◆ Required work ◆
Look through the records below, and copy out every line that holds the string "letter".

◆ Dataset extract ◆
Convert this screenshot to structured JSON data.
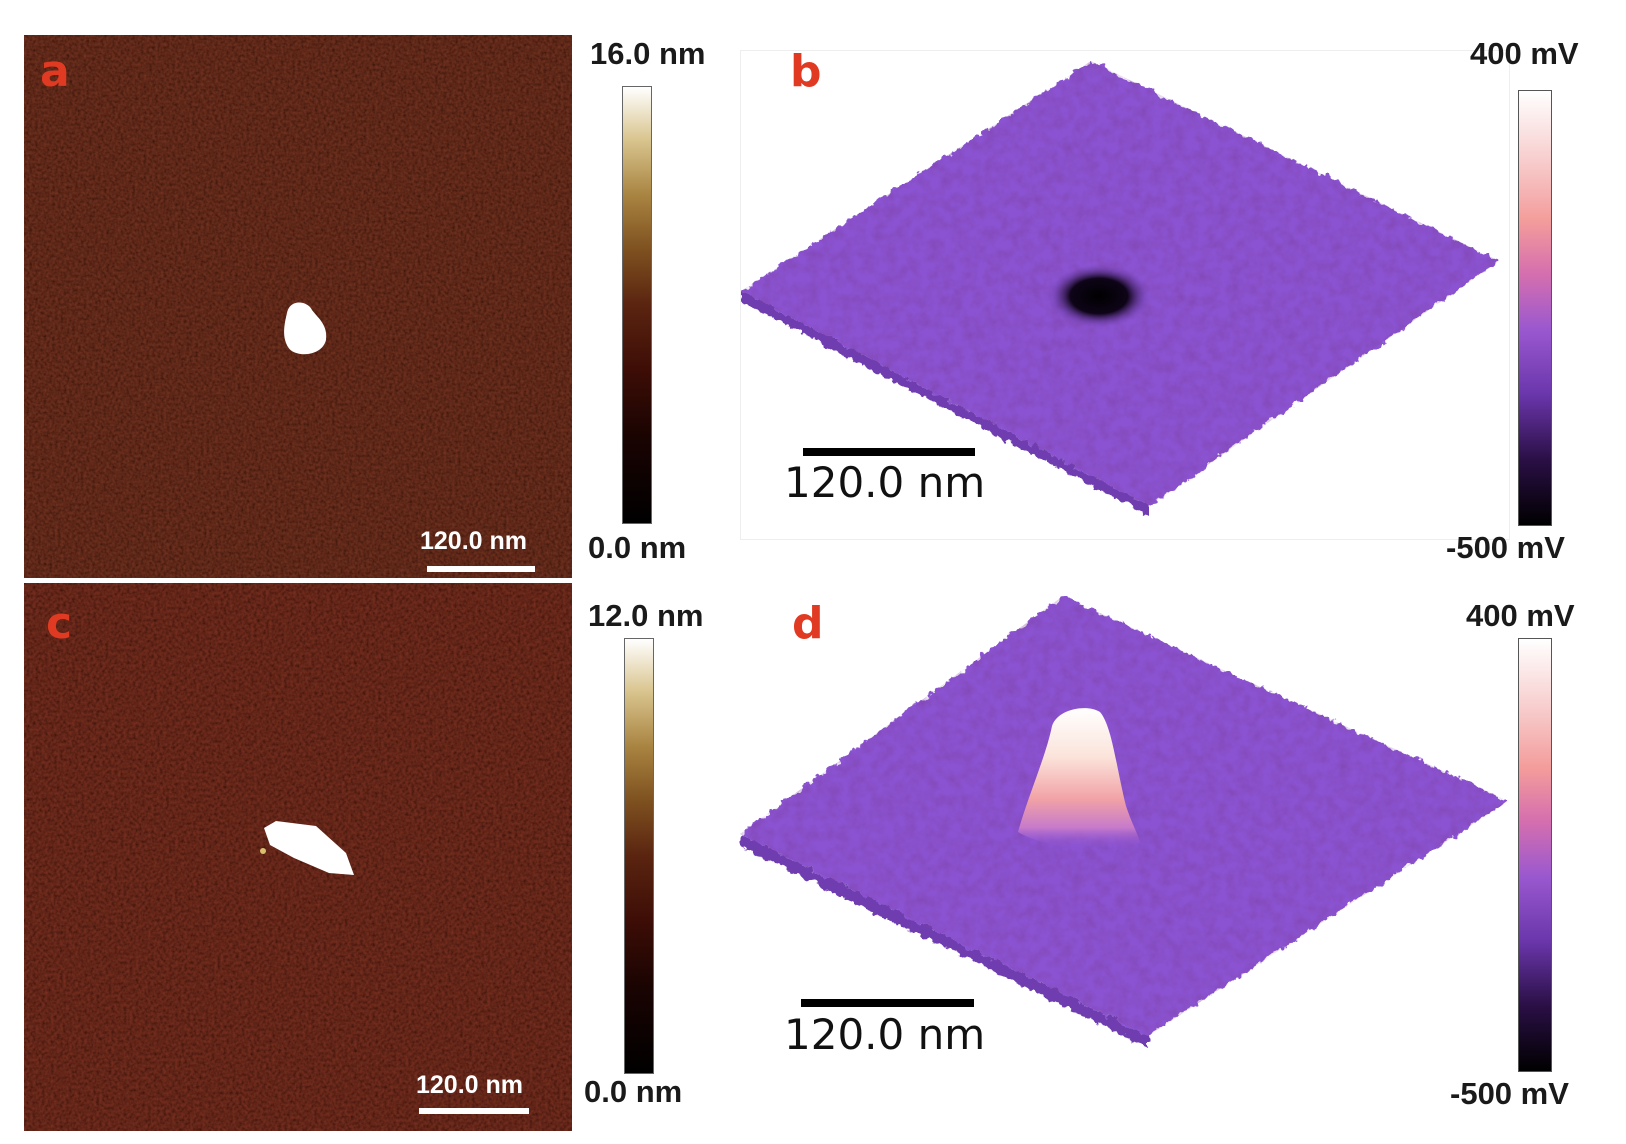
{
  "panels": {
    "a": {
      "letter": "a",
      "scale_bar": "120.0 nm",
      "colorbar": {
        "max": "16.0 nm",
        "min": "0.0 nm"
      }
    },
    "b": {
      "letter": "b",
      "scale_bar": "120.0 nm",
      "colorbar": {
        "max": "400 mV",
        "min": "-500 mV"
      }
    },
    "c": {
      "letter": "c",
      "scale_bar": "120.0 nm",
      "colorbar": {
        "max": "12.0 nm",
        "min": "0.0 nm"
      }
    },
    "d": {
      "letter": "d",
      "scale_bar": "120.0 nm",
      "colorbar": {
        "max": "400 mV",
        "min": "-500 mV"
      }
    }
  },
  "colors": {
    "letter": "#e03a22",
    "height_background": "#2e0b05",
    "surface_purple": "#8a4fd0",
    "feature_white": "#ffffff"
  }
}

◆ Result ◆
      "letter": "a",
      "letter": "b",
      "letter": "c",
      "letter": "d",
    "letter": "#e03a22",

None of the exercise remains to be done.